> Written problem:
Reproduce every line of the entries below exactly, leaving the pictures out of your answer.

> Supplied material:

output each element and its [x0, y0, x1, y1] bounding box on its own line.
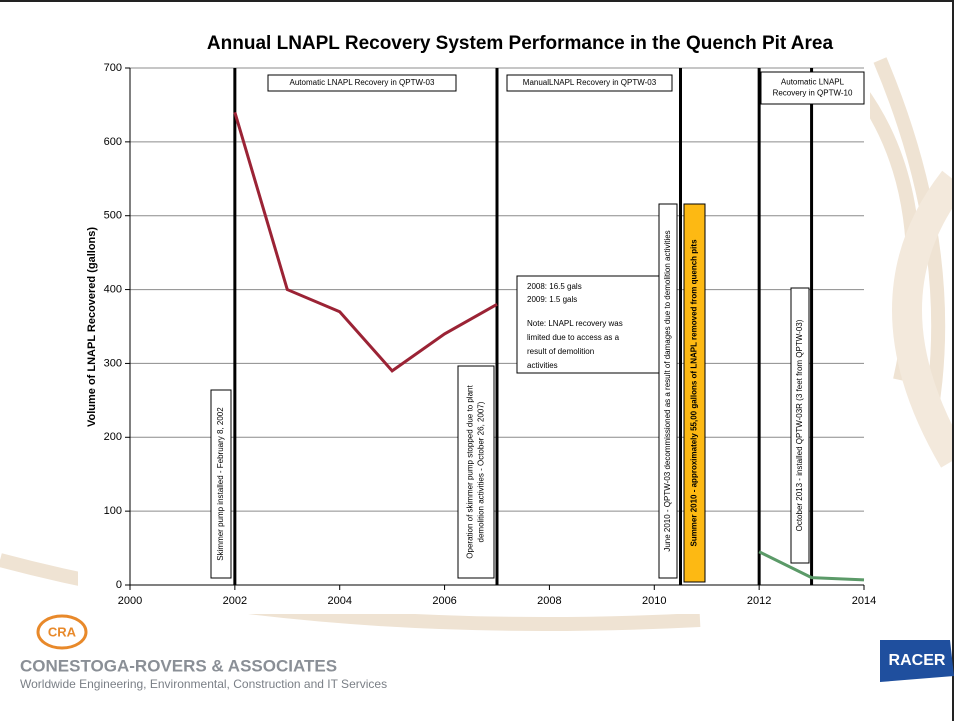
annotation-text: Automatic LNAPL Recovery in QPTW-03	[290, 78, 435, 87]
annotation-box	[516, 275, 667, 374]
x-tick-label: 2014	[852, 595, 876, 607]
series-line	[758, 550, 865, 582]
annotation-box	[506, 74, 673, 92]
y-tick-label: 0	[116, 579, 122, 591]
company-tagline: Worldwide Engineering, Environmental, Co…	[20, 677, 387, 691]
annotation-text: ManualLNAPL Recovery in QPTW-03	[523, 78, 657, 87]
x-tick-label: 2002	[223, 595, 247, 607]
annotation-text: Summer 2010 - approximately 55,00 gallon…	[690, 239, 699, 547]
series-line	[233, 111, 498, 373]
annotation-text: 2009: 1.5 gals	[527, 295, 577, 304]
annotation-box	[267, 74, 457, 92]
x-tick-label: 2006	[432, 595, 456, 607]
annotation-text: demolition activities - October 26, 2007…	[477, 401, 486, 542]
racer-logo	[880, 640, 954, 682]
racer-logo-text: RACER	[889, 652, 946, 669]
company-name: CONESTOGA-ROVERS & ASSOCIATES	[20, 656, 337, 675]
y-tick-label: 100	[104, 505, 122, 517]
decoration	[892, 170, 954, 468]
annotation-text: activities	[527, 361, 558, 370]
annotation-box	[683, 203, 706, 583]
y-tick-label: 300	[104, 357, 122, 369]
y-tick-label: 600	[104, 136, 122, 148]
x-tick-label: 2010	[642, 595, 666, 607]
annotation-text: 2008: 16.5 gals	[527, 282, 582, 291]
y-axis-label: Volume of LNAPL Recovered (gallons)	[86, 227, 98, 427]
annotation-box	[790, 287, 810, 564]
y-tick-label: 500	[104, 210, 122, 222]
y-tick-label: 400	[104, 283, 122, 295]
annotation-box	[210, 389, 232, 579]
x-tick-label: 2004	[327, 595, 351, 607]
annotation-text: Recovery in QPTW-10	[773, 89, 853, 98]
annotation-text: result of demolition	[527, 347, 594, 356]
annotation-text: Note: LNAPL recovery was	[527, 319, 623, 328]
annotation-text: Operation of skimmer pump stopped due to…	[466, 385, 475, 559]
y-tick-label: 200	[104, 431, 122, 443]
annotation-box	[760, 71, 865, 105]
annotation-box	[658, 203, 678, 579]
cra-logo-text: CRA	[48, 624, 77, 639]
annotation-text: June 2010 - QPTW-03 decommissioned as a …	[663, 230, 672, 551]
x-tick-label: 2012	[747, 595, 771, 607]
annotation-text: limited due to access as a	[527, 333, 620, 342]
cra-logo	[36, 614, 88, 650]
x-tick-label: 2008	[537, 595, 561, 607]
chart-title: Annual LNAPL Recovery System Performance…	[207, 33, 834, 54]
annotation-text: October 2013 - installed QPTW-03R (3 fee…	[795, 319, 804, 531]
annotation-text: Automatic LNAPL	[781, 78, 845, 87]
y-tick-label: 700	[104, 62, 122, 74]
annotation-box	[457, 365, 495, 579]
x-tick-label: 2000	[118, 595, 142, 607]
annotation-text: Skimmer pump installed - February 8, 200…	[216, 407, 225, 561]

> Reply:
output each element and its [x0, y0, x1, y1] bounding box on its own line.
annotation-text: Automatic LNAPL Recovery in QPTW-03	[290, 78, 435, 87]
annotation-box	[516, 275, 667, 374]
x-tick-label: 2014	[852, 595, 876, 607]
series-line	[758, 550, 865, 582]
annotation-box	[506, 74, 673, 92]
y-tick-label: 0	[116, 579, 122, 591]
company-tagline: Worldwide Engineering, Environmental, Co…	[20, 677, 387, 691]
annotation-text: ManualLNAPL Recovery in QPTW-03	[523, 78, 657, 87]
x-tick-label: 2002	[223, 595, 247, 607]
annotation-text: Summer 2010 - approximately 55,00 gallon…	[690, 239, 699, 547]
series-line	[233, 111, 498, 373]
annotation-text: 2009: 1.5 gals	[527, 295, 577, 304]
annotation-box	[267, 74, 457, 92]
x-tick-label: 2006	[432, 595, 456, 607]
annotation-text: demolition activities - October 26, 2007…	[477, 401, 486, 542]
racer-logo	[880, 640, 954, 682]
racer-logo-text: RACER	[889, 652, 946, 669]
company-name: CONESTOGA-ROVERS & ASSOCIATES	[20, 656, 337, 675]
y-tick-label: 100	[104, 505, 122, 517]
decoration	[892, 170, 954, 468]
annotation-text: activities	[527, 361, 558, 370]
annotation-box	[683, 203, 706, 583]
y-tick-label: 300	[104, 357, 122, 369]
y-tick-label: 600	[104, 136, 122, 148]
x-tick-label: 2010	[642, 595, 666, 607]
annotation-text: 2008: 16.5 gals	[527, 282, 582, 291]
y-axis-label: Volume of LNAPL Recovered (gallons)	[86, 227, 98, 427]
annotation-box	[790, 287, 810, 564]
y-tick-label: 500	[104, 210, 122, 222]
y-tick-label: 400	[104, 283, 122, 295]
annotation-box	[210, 389, 232, 579]
x-tick-label: 2004	[327, 595, 351, 607]
annotation-text: Recovery in QPTW-10	[773, 89, 853, 98]
annotation-text: result of demolition	[527, 347, 594, 356]
annotation-text: Note: LNAPL recovery was	[527, 319, 623, 328]
annotation-text: Operation of skimmer pump stopped due to…	[466, 385, 475, 559]
y-tick-label: 200	[104, 431, 122, 443]
annotation-box	[760, 71, 865, 105]
annotation-box	[658, 203, 678, 579]
cra-logo-text: CRA	[48, 624, 77, 639]
annotation-text: June 2010 - QPTW-03 decommissioned as a …	[663, 230, 672, 551]
x-tick-label: 2012	[747, 595, 771, 607]
annotation-text: limited due to access as a	[527, 333, 620, 342]
cra-logo	[36, 614, 88, 650]
x-tick-label: 2008	[537, 595, 561, 607]
chart-title: Annual LNAPL Recovery System Performance…	[207, 33, 834, 54]
annotation-text: October 2013 - installed QPTW-03R (3 fee…	[795, 319, 804, 531]
annotation-text: Automatic LNAPL	[781, 78, 845, 87]
y-tick-label: 700	[104, 62, 122, 74]
annotation-box	[457, 365, 495, 579]
x-tick-label: 2000	[118, 595, 142, 607]
annotation-text: Skimmer pump installed - February 8, 200…	[216, 407, 225, 561]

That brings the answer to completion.